▼▼▼
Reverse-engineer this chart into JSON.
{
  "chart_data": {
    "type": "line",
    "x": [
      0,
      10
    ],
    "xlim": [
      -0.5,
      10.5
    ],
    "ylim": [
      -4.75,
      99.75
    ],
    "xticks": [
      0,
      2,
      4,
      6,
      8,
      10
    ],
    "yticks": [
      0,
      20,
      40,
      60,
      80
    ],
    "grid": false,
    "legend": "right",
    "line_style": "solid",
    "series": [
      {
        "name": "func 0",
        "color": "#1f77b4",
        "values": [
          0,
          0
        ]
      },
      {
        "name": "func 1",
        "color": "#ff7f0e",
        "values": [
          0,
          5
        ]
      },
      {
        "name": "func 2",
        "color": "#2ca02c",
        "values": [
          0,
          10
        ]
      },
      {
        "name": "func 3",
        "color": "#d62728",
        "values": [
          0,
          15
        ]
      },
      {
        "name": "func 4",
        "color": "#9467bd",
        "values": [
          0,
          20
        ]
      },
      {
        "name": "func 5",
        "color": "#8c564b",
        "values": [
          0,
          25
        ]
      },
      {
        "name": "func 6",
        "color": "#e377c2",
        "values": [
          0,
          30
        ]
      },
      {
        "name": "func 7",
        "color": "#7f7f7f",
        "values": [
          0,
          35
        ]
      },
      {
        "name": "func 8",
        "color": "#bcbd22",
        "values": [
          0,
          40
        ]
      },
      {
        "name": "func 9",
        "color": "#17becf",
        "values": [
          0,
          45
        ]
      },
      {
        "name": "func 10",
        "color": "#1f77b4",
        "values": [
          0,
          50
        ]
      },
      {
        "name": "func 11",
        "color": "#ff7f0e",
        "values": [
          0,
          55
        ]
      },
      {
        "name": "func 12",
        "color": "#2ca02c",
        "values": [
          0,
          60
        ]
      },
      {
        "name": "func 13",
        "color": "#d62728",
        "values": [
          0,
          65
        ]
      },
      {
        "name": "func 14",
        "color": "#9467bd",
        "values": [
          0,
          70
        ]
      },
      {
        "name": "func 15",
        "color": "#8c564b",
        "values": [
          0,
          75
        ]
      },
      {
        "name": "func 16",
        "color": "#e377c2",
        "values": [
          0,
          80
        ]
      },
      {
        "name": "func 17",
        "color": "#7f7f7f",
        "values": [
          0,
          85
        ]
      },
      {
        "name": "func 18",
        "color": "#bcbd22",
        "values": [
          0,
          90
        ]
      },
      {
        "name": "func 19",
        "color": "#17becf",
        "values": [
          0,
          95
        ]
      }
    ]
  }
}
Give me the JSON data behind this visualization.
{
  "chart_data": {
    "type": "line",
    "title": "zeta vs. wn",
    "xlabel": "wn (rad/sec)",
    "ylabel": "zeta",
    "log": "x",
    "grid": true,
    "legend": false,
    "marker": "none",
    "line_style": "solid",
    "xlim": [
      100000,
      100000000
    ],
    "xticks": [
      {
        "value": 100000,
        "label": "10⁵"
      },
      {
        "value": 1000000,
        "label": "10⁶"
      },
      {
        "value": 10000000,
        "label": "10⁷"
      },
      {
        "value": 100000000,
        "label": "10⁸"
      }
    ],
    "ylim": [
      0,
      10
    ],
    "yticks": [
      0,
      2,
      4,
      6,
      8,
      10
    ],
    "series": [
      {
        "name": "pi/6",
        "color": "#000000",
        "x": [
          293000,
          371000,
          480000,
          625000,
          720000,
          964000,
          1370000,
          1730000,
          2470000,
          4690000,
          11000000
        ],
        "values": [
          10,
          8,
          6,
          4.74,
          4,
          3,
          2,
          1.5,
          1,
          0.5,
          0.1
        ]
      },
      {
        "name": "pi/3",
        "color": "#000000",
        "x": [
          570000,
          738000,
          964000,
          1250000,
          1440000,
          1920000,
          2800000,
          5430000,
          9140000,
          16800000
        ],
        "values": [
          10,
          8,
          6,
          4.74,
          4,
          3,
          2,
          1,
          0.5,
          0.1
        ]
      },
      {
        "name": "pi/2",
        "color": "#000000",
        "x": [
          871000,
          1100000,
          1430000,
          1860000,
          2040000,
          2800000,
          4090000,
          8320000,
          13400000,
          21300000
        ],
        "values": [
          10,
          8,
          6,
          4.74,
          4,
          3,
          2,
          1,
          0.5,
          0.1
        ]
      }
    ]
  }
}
▲▲▲
• EXERCISE GOAL: Write the material out exactly, with nothing left out.

• ANSWER:
Reverse-engineer this chart into JSON.
{
  "chart_data": {
    "type": "line",
    "x": [
      0,
      10
    ],
    "xlim": [
      -0.5,
      10.5
    ],
    "ylim": [
      -4.75,
      99.75
    ],
    "xticks": [
      0,
      2,
      4,
      6,
      8,
      10
    ],
    "yticks": [
      0,
      20,
      40,
      60,
      80
    ],
    "grid": false,
    "legend": "right",
    "line_style": "solid",
    "series": [
      {
        "name": "func 0",
        "color": "#1f77b4",
        "values": [
          0,
          0
        ]
      },
      {
        "name": "func 1",
        "color": "#ff7f0e",
        "values": [
          0,
          5
        ]
      },
      {
        "name": "func 2",
        "color": "#2ca02c",
        "values": [
          0,
          10
        ]
      },
      {
        "name": "func 3",
        "color": "#d62728",
        "values": [
          0,
          15
        ]
      },
      {
        "name": "func 4",
        "color": "#9467bd",
        "values": [
          0,
          20
        ]
      },
      {
        "name": "func 5",
        "color": "#8c564b",
        "values": [
          0,
          25
        ]
      },
      {
        "name": "func 6",
        "color": "#e377c2",
        "values": [
          0,
          30
        ]
      },
      {
        "name": "func 7",
        "color": "#7f7f7f",
        "values": [
          0,
          35
        ]
      },
      {
        "name": "func 8",
        "color": "#bcbd22",
        "values": [
          0,
          40
        ]
      },
      {
        "name": "func 9",
        "color": "#17becf",
        "values": [
          0,
          45
        ]
      },
      {
        "name": "func 10",
        "color": "#1f77b4",
        "values": [
          0,
          50
        ]
      },
      {
        "name": "func 11",
        "color": "#ff7f0e",
        "values": [
          0,
          55
        ]
      },
      {
        "name": "func 12",
        "color": "#2ca02c",
        "values": [
          0,
          60
        ]
      },
      {
        "name": "func 13",
        "color": "#d62728",
        "values": [
          0,
          65
        ]
      },
      {
        "name": "func 14",
        "color": "#9467bd",
        "values": [
          0,
          70
        ]
      },
      {
        "name": "func 15",
        "color": "#8c564b",
        "values": [
          0,
          75
        ]
      },
      {
        "name": "func 16",
        "color": "#e377c2",
        "values": [
          0,
          80
        ]
      },
      {
        "name": "func 17",
        "color": "#7f7f7f",
        "values": [
          0,
          85
        ]
      },
      {
        "name": "func 18",
        "color": "#bcbd22",
        "values": [
          0,
          90
        ]
      },
      {
        "name": "func 19",
        "color": "#17becf",
        "values": [
          0,
          95
        ]
      }
    ]
  }
}
Give me the JSON data behind this visualization.
{
  "chart_data": {
    "type": "line",
    "title": "zeta vs. wn",
    "xlabel": "wn (rad/sec)",
    "ylabel": "zeta",
    "log": "x",
    "grid": true,
    "legend": false,
    "marker": "none",
    "line_style": "solid",
    "xlim": [
      100000,
      100000000
    ],
    "xticks": [
      {
        "value": 100000,
        "label": "10⁵"
      },
      {
        "value": 1000000,
        "label": "10⁶"
      },
      {
        "value": 10000000,
        "label": "10⁷"
      },
      {
        "value": 100000000,
        "label": "10⁸"
      }
    ],
    "ylim": [
      0,
      10
    ],
    "yticks": [
      0,
      2,
      4,
      6,
      8,
      10
    ],
    "series": [
      {
        "name": "pi/6",
        "color": "#000000",
        "x": [
          293000,
          371000,
          480000,
          625000,
          720000,
          964000,
          1370000,
          1730000,
          2470000,
          4690000,
          11000000
        ],
        "values": [
          10,
          8,
          6,
          4.74,
          4,
          3,
          2,
          1.5,
          1,
          0.5,
          0.1
        ]
      },
      {
        "name": "pi/3",
        "color": "#000000",
        "x": [
          570000,
          738000,
          964000,
          1250000,
          1440000,
          1920000,
          2800000,
          5430000,
          9140000,
          16800000
        ],
        "values": [
          10,
          8,
          6,
          4.74,
          4,
          3,
          2,
          1,
          0.5,
          0.1
        ]
      },
      {
        "name": "pi/2",
        "color": "#000000",
        "x": [
          871000,
          1100000,
          1430000,
          1860000,
          2040000,
          2800000,
          4090000,
          8320000,
          13400000,
          21300000
        ],
        "values": [
          10,
          8,
          6,
          4.74,
          4,
          3,
          2,
          1,
          0.5,
          0.1
        ]
      }
    ]
  }
}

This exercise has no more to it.